**Excerpt to read**
# Big houses abandoned and left to ruin, but why ?



## SunnySpain (Jul 30, 2008)

Its something we see very often in these parts. A lovely big house, some of them could be mansions with lots of land, yet they are abandoned and left to rot.

Does anyone know why this happens in Spain ?

Would really like to know the answer.

Cheers, Dave


----------



## jojo (Sep 20, 2007)

Yes there are quite a few around our way, some look like they have amazing potential too. I think its something to do with their ownership. I dont understand all the bits and peices but I think when parents die, these properties are left to their children/families who have either moved away or moved on and without all of them agreeing to do something then nothing can be done??? There are also some strange land ownership laws which means disputes go on forever and properties arn´t allowed to be touched!!!!

I expect someone who knows more will put us right!!

Jo


----------



## XTreme (May 17, 2008)

They're haunted!


----------



## Tallulah (Feb 16, 2009)

Oh, lots of reasons. Large houses - expensive to renovate/maintain. Difficult to prove ownership of land - inheritance issues, the cost of getting a perrito out to hunt out and register deeds with catastro (bit like land registry in UK) - and that's if there were any deeds in the first place, families scattering and tracking them down - then getting them to agree. They may also be listed properties as well, so actually being able to do anything with them that is agreed by the powers that be and adhering to dictated structural renovations is a costly process - grants are available but can be v. time consuming process. And of course what XTreme said - they could be haunted too! Woooooohhh! Shame really - there are some beautiful old properties out there just crying out for some tlc - not sure if there's a "National Trust" type set up in Spain.

**Provided data**
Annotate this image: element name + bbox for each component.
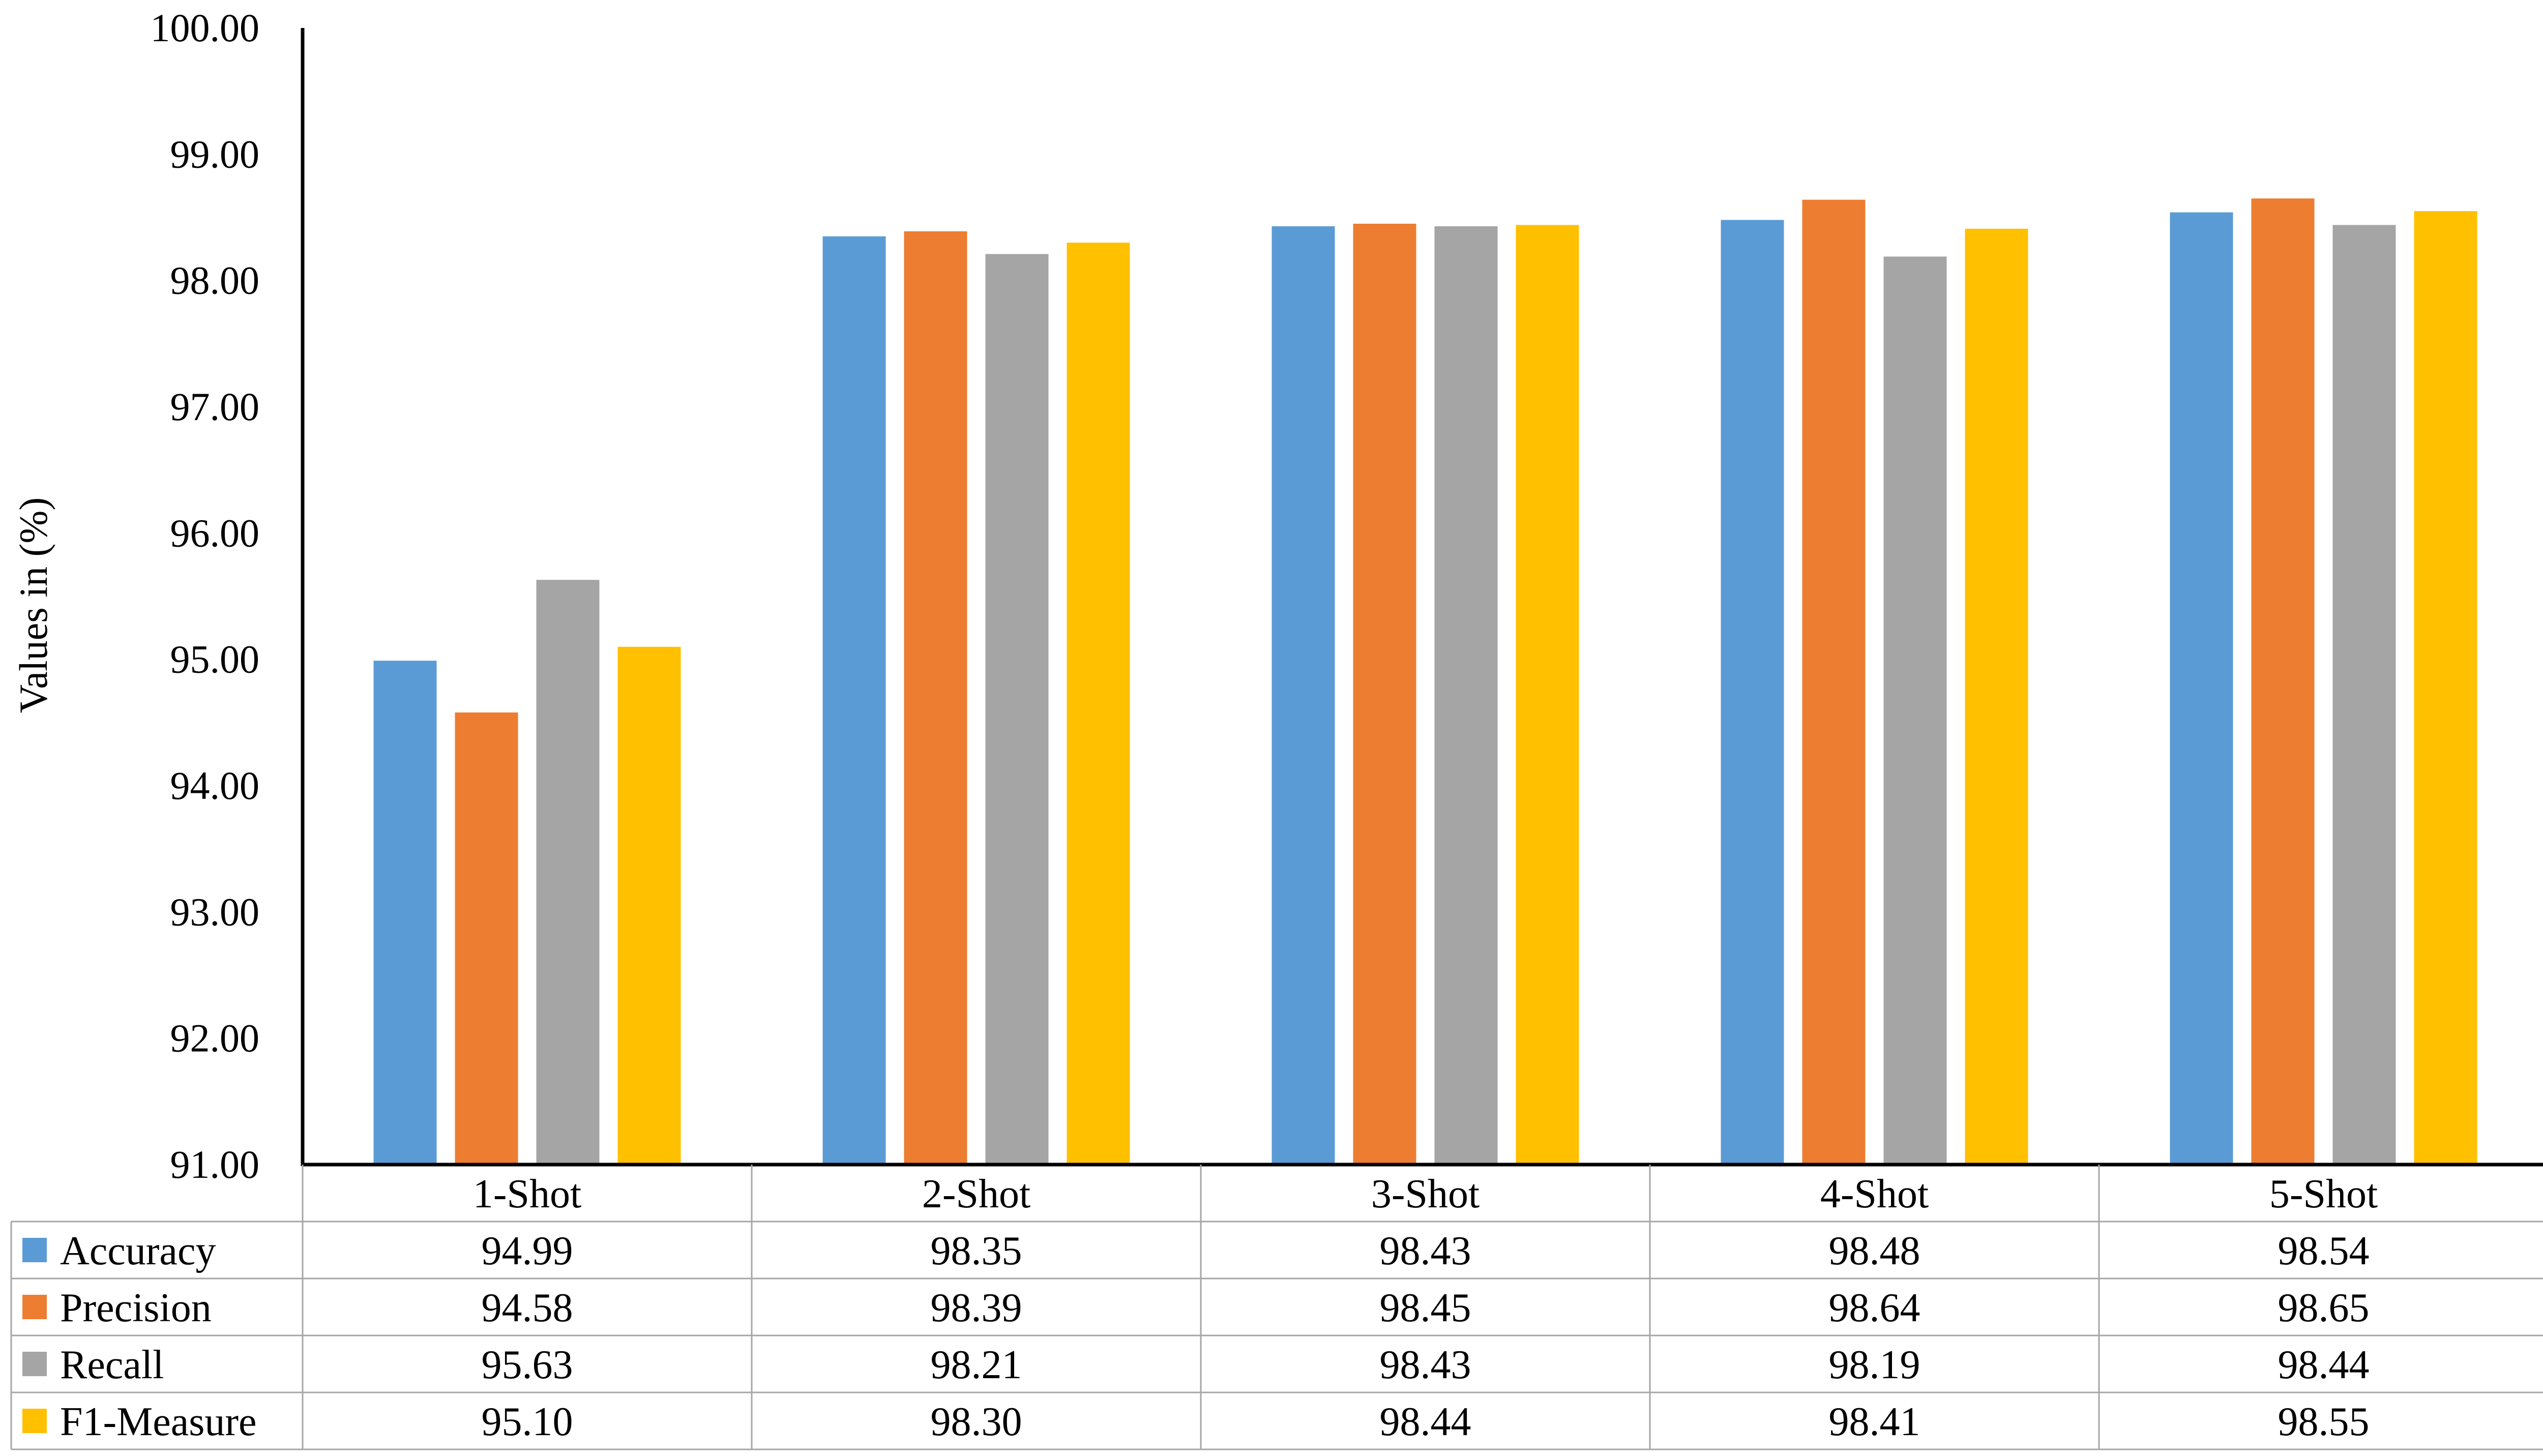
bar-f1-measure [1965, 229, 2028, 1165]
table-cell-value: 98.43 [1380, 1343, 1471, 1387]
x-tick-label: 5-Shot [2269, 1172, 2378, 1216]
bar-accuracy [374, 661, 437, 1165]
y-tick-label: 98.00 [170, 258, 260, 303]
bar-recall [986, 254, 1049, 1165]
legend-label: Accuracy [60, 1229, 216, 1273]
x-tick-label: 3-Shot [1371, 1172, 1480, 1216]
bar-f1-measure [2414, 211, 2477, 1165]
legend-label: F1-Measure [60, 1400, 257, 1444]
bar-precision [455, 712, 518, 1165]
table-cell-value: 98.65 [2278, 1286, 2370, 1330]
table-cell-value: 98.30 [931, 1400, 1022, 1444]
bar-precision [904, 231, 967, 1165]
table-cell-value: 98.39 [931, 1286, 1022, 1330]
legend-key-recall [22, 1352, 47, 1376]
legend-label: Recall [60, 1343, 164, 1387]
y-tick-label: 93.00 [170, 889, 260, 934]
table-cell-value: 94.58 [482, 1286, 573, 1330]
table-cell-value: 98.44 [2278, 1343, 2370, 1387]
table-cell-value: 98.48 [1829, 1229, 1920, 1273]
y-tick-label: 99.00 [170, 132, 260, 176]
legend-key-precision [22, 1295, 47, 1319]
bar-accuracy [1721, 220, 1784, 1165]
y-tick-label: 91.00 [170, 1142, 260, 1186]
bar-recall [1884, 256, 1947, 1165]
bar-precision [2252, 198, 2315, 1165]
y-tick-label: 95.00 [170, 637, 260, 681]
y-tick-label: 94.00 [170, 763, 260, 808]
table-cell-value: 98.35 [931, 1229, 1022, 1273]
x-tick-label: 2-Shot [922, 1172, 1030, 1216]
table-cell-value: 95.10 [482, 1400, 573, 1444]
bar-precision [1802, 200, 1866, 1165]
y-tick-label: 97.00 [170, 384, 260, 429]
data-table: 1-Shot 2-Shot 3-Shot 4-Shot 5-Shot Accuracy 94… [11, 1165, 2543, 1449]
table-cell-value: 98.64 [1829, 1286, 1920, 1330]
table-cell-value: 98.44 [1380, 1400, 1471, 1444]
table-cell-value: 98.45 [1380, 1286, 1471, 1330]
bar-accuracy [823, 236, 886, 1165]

**Actions to take**
**1)** Answer these about the forum thread on abandoned houses in Spain:
(a) According to jojo, what happens to such properties when the parents die?
(b) What does Tallulah say the catastro is a bit like?
(c) What single reason does XTreme give?
**2)** Carry on the forum thread on abandoned houses in Spain from the point where it stops.

**Task answers**
**1)**
(a) They are left to children or families who have moved away or moved on, and unless all of them agree to do something, nothing can be done.
(b) The land registry in the UK.
(c) The houses are haunted.

**2)**
Tallulah.x


----------



## Xose (Dec 10, 2008)

My_Name_is_Tallulah said:


> Oh, lots of reasons. Large houses - expensive to renovate/maintain. Difficult to prove ownership of land - inheritance issues, the cost of getting a perrito out to hunt out and register deeds with catastro (bit like land registry in UK) - and that's if there were any deeds in the first place, families scattering and tracking them down - then getting them to agree. They may also be listed properties as well, so actually being able to do anything with them that is agreed by the powers that be and adhering to dictated structural renovations is a costly process - grants are available but can be v. time consuming process. And of course what XTreme said - they could be haunted too! Woooooohhh! Shame really - there are some beautiful old properties out there just crying out for some tlc - not sure if there's a "National Trust" type set up in Spain.
> 
> Tallulah.x


All very true Tallulah - some major cockups down my way with family all over the globe and anyone wanting to by having a big legal bill to face from a solicitor locating everyone - and then, as you say, getting everyone to agree.

ALSO, several cases of the last one in the link dying intestate. As I'm sure that might be the case in Expatshire. Many, many foreign residents don't realise how imperative it is to have a Spanish will made up. The one you have back home ain't worth a sausage here, and things get very tricky. Difficult for siblings and non part co-ownership partners. People don't realise they own half the house, not all of it in co-ownership. Half the other half belongs to the kids when a partner dies!
If you have a kid somewhere you haven't gotten on with for a while, and the relationship isn't what it should be, that child can make life incredibly difficult (even force you to sell for their bit) for the remaining partner. 

As for family that is not direct (partners/kids) major grief without a will. Hence the old homesteads just rot and get reclaimed by nature in many cases - or if it's big enough and ownership dubious enough, "inherited " by the local government and turned into something or other.

Bottom line - get a will made, it is MUCH cheaper in the long run and whilst you may not care "because you won't be here" - you may be unlucky and be the one left behind. Sorry for being so blatant, but how more blatant than the result of no will can it get


----------



## Meter Mike (Apr 18, 2009)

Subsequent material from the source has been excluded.